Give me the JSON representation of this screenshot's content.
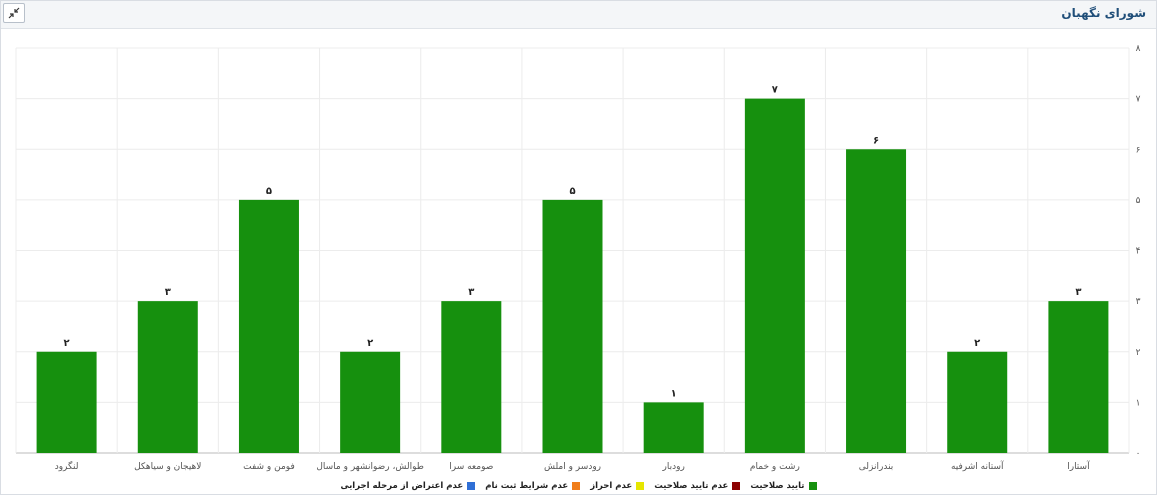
{
  "panel": {
    "title": "شورای نگهبان"
  },
  "chart_data": {
    "type": "bar",
    "categories": [
      "آستارا",
      "آستانه اشرفیه",
      "بندرانزلی",
      "رشت و خمام",
      "رودبار",
      "رودسر و املش",
      "صومعه سرا",
      "طوالش، رضوانشهر و ماسال",
      "فومن و شفت",
      "لاهیجان و سیاهکل",
      "لنگرود"
    ],
    "values": [
      3,
      2,
      6,
      7,
      1,
      5,
      3,
      2,
      5,
      3,
      2
    ],
    "value_labels": [
      "۳",
      "۲",
      "۶",
      "۷",
      "۱",
      "۵",
      "۳",
      "۲",
      "۵",
      "۳",
      "۲"
    ],
    "ylim": [
      0,
      8
    ],
    "y_ticks": [
      "۰",
      "۱",
      "۲",
      "۳",
      "۴",
      "۵",
      "۶",
      "۷",
      "۸"
    ],
    "y_axis_side": "right",
    "x_direction": "right-to-left",
    "grid": true,
    "bar_color": "#16900e",
    "legend_position": "bottom",
    "legend": [
      {
        "label": "تایید صلاحیت",
        "color": "#16900e"
      },
      {
        "label": "عدم تایید صلاحیت",
        "color": "#8b0000"
      },
      {
        "label": "عدم احراز",
        "color": "#e6e600"
      },
      {
        "label": "عدم شرایط ثبت نام",
        "color": "#f07d1a"
      },
      {
        "label": "عدم اعتراض از مرحله اجرایی",
        "color": "#2f6fd6"
      }
    ]
  }
}
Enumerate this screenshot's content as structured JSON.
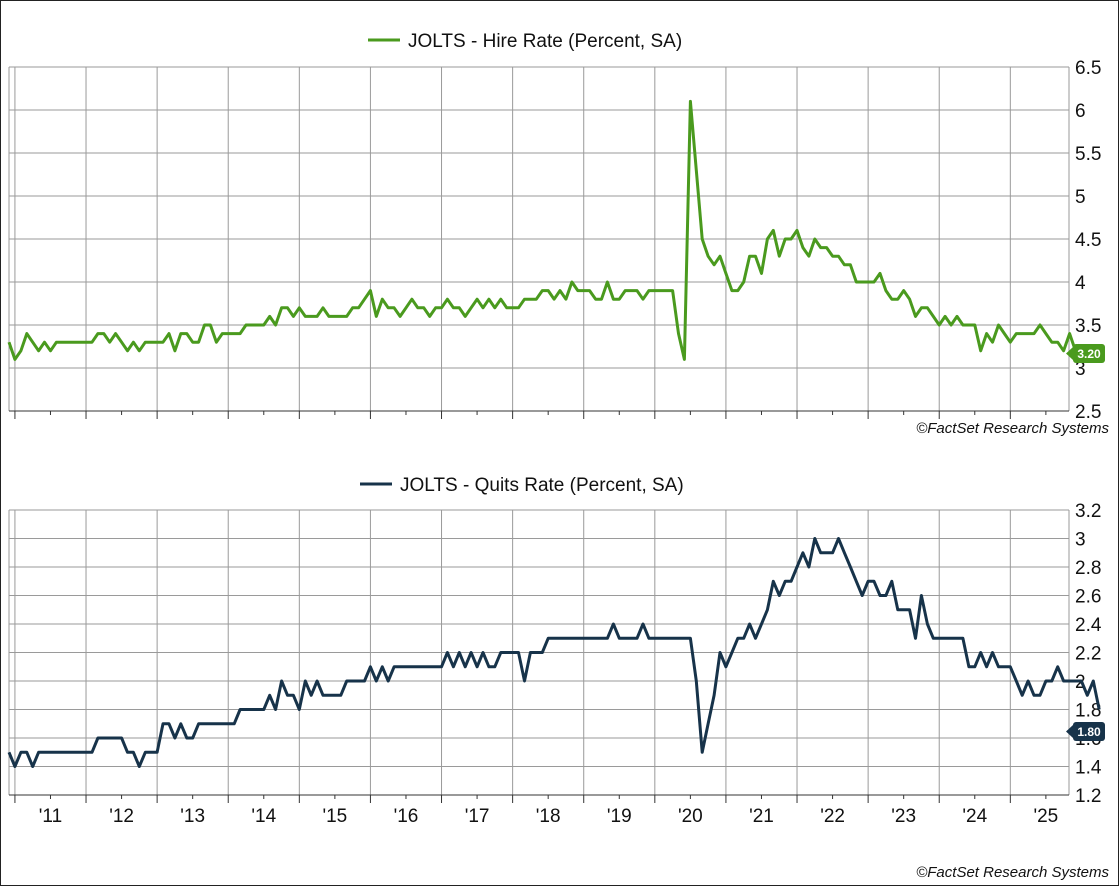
{
  "chart_data": [
    {
      "type": "line",
      "legend_position": "top-center",
      "grid": true,
      "series": [
        {
          "name": "JOLTS - Hire Rate (Percent, SA)",
          "color": "#4a9a1e"
        }
      ],
      "ylim": [
        2.5,
        6.5
      ],
      "yticks": [
        "2.5",
        "3",
        "3.5",
        "4",
        "4.5",
        "5",
        "5.5",
        "6",
        "6.5"
      ],
      "last_value_label": "3.20",
      "credit": "©FactSet Research Systems",
      "x_start": "2010-12",
      "values": [
        3.3,
        3.1,
        3.2,
        3.4,
        3.3,
        3.2,
        3.3,
        3.2,
        3.3,
        3.3,
        3.3,
        3.3,
        3.3,
        3.3,
        3.3,
        3.4,
        3.4,
        3.3,
        3.4,
        3.3,
        3.2,
        3.3,
        3.2,
        3.3,
        3.3,
        3.3,
        3.3,
        3.4,
        3.2,
        3.4,
        3.4,
        3.3,
        3.3,
        3.5,
        3.5,
        3.3,
        3.4,
        3.4,
        3.4,
        3.4,
        3.5,
        3.5,
        3.5,
        3.5,
        3.6,
        3.5,
        3.7,
        3.7,
        3.6,
        3.7,
        3.6,
        3.6,
        3.6,
        3.7,
        3.6,
        3.6,
        3.6,
        3.6,
        3.7,
        3.7,
        3.8,
        3.9,
        3.6,
        3.8,
        3.7,
        3.7,
        3.6,
        3.7,
        3.8,
        3.7,
        3.7,
        3.6,
        3.7,
        3.7,
        3.8,
        3.7,
        3.7,
        3.6,
        3.7,
        3.8,
        3.7,
        3.8,
        3.7,
        3.8,
        3.7,
        3.7,
        3.7,
        3.8,
        3.8,
        3.8,
        3.9,
        3.9,
        3.8,
        3.9,
        3.8,
        4.0,
        3.9,
        3.9,
        3.9,
        3.8,
        3.8,
        4.0,
        3.8,
        3.8,
        3.9,
        3.9,
        3.9,
        3.8,
        3.9,
        3.9,
        3.9,
        3.9,
        3.9,
        3.4,
        3.1,
        6.1,
        5.3,
        4.5,
        4.3,
        4.2,
        4.3,
        4.1,
        3.9,
        3.9,
        4.0,
        4.3,
        4.3,
        4.1,
        4.5,
        4.6,
        4.3,
        4.5,
        4.5,
        4.6,
        4.4,
        4.3,
        4.5,
        4.4,
        4.4,
        4.3,
        4.3,
        4.2,
        4.2,
        4.0,
        4.0,
        4.0,
        4.0,
        4.1,
        3.9,
        3.8,
        3.8,
        3.9,
        3.8,
        3.6,
        3.7,
        3.7,
        3.6,
        3.5,
        3.6,
        3.5,
        3.6,
        3.5,
        3.5,
        3.5,
        3.2,
        3.4,
        3.3,
        3.5,
        3.4,
        3.3,
        3.4,
        3.4,
        3.4,
        3.4,
        3.5,
        3.4,
        3.3,
        3.3,
        3.2,
        3.4,
        3.2
      ]
    },
    {
      "type": "line",
      "legend_position": "top-center",
      "grid": true,
      "series": [
        {
          "name": "JOLTS - Quits Rate (Percent, SA)",
          "color": "#17334a"
        }
      ],
      "ylim": [
        1.2,
        3.2
      ],
      "yticks": [
        "1.2",
        "1.4",
        "1.6",
        "1.8",
        "2",
        "2.2",
        "2.4",
        "2.6",
        "2.8",
        "3",
        "3.2"
      ],
      "last_value_label": "1.80",
      "credit": "©FactSet Research Systems",
      "x_start": "2010-12",
      "xticks": [
        "'11",
        "'12",
        "'13",
        "'14",
        "'15",
        "'16",
        "'17",
        "'18",
        "'19",
        "'20",
        "'21",
        "'22",
        "'23",
        "'24",
        "'25"
      ],
      "values": [
        1.5,
        1.4,
        1.5,
        1.5,
        1.4,
        1.5,
        1.5,
        1.5,
        1.5,
        1.5,
        1.5,
        1.5,
        1.5,
        1.5,
        1.5,
        1.6,
        1.6,
        1.6,
        1.6,
        1.6,
        1.5,
        1.5,
        1.4,
        1.5,
        1.5,
        1.5,
        1.7,
        1.7,
        1.6,
        1.7,
        1.6,
        1.6,
        1.7,
        1.7,
        1.7,
        1.7,
        1.7,
        1.7,
        1.7,
        1.8,
        1.8,
        1.8,
        1.8,
        1.8,
        1.9,
        1.8,
        2.0,
        1.9,
        1.9,
        1.8,
        2.0,
        1.9,
        2.0,
        1.9,
        1.9,
        1.9,
        1.9,
        2.0,
        2.0,
        2.0,
        2.0,
        2.1,
        2.0,
        2.1,
        2.0,
        2.1,
        2.1,
        2.1,
        2.1,
        2.1,
        2.1,
        2.1,
        2.1,
        2.1,
        2.2,
        2.1,
        2.2,
        2.1,
        2.2,
        2.1,
        2.2,
        2.1,
        2.1,
        2.2,
        2.2,
        2.2,
        2.2,
        2.0,
        2.2,
        2.2,
        2.2,
        2.3,
        2.3,
        2.3,
        2.3,
        2.3,
        2.3,
        2.3,
        2.3,
        2.3,
        2.3,
        2.3,
        2.4,
        2.3,
        2.3,
        2.3,
        2.3,
        2.4,
        2.3,
        2.3,
        2.3,
        2.3,
        2.3,
        2.3,
        2.3,
        2.3,
        2.0,
        1.5,
        1.7,
        1.9,
        2.2,
        2.1,
        2.2,
        2.3,
        2.3,
        2.4,
        2.3,
        2.4,
        2.5,
        2.7,
        2.6,
        2.7,
        2.7,
        2.8,
        2.9,
        2.8,
        3.0,
        2.9,
        2.9,
        2.9,
        3.0,
        2.9,
        2.8,
        2.7,
        2.6,
        2.7,
        2.7,
        2.6,
        2.6,
        2.7,
        2.5,
        2.5,
        2.5,
        2.3,
        2.6,
        2.4,
        2.3,
        2.3,
        2.3,
        2.3,
        2.3,
        2.3,
        2.1,
        2.1,
        2.2,
        2.1,
        2.2,
        2.1,
        2.1,
        2.1,
        2.0,
        1.9,
        2.0,
        1.9,
        1.9,
        2.0,
        2.0,
        2.1,
        2.0,
        2.0,
        2.0,
        2.0,
        1.9,
        2.0,
        1.8
      ]
    }
  ]
}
========
### SET TASK:
Copy out every line from the records that has the word "right".

### RESPONSE TO THE EXERCISE:
    "y_axis_side": "right",
    "x_direction": "right-to-left",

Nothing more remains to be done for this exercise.